What to do:
Here are some records; return them all exactly.

Records supplied:

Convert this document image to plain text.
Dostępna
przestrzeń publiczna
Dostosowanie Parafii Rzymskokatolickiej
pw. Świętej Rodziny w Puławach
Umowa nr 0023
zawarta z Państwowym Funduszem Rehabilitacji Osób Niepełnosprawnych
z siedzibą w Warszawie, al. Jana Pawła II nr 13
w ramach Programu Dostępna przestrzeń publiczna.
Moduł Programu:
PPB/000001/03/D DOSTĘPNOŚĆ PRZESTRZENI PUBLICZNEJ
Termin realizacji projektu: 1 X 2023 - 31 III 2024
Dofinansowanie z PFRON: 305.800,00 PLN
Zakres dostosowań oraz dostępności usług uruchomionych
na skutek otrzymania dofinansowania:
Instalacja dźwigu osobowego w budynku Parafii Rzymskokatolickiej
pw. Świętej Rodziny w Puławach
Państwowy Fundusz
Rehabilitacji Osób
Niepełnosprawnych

Written response:
Convert this document image to plain text.
Dostępna
przestrzeń publiczna
Dostosowanie Parafii Rzymskokatolickiej
pw. Świętej Rodziny w Puławach
Umowa nr 0023
zawarta z Państwowym Funduszem Rehabilitacji Osób Niepełnosprawnych
z siedzibą w Warszawie, al. Jana Pawła II nr 13
w ramach Programu Dostępna przestrzeń publiczna.
Moduł Programu:
PPB/000001/03/D DOSTĘPNOŚĆ PRZESTRZENI PUBLICZNEJ
Termin realizacji projektu: 1 X 2023 - 31 III 2024
Dofinansowanie z PFRON: 305.800,00 PLN
Zakres dostosowań oraz dostępności usług uruchomionych
na skutek otrzymania dofinansowania:
Instalacja dźwigu osobowego w budynku Parafii Rzymskokatolickiej
pw. Świętej Rodziny w Puławach
Państwowy Fundusz
Rehabilitacji Osób
Niepełnosprawnych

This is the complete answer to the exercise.